TO BE DONE: Repeat, without any change, the entries presented below.

══════

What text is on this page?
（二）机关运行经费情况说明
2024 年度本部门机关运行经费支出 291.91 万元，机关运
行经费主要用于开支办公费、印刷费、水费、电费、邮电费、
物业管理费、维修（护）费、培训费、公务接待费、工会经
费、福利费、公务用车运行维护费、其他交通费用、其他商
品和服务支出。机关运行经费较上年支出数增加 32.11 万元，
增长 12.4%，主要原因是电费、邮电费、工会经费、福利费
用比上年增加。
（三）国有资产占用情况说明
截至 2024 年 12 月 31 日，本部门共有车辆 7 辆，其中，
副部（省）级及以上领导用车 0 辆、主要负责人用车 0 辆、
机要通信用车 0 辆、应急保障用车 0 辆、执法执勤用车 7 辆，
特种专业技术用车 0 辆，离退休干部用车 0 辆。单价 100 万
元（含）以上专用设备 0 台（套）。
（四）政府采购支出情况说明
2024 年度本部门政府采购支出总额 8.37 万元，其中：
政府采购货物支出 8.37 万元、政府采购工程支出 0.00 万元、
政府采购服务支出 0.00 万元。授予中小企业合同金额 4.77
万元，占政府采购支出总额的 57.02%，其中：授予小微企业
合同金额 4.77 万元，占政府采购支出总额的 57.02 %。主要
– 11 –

══════

THE OUTPUT:
What text is on this page?
（二）机关运行经费情况说明
2024 年度本部门机关运行经费支出 291.91 万元，机关运
行经费主要用于开支办公费、印刷费、水费、电费、邮电费、
物业管理费、维修（护）费、培训费、公务接待费、工会经
费、福利费、公务用车运行维护费、其他交通费用、其他商
品和服务支出。机关运行经费较上年支出数增加 32.11 万元，
增长 12.4%，主要原因是电费、邮电费、工会经费、福利费
用比上年增加。
（三）国有资产占用情况说明
截至 2024 年 12 月 31 日，本部门共有车辆 7 辆，其中，
副部（省）级及以上领导用车 0 辆、主要负责人用车 0 辆、
机要通信用车 0 辆、应急保障用车 0 辆、执法执勤用车 7 辆，
特种专业技术用车 0 辆，离退休干部用车 0 辆。单价 100 万
元（含）以上专用设备 0 台（套）。
（四）政府采购支出情况说明
2024 年度本部门政府采购支出总额 8.37 万元，其中：
政府采购货物支出 8.37 万元、政府采购工程支出 0.00 万元、
政府采购服务支出 0.00 万元。授予中小企业合同金额 4.77
万元，占政府采购支出总额的 57.02%，其中：授予小微企业
合同金额 4.77 万元，占政府采购支出总额的 57.02 %。主要
– 11 –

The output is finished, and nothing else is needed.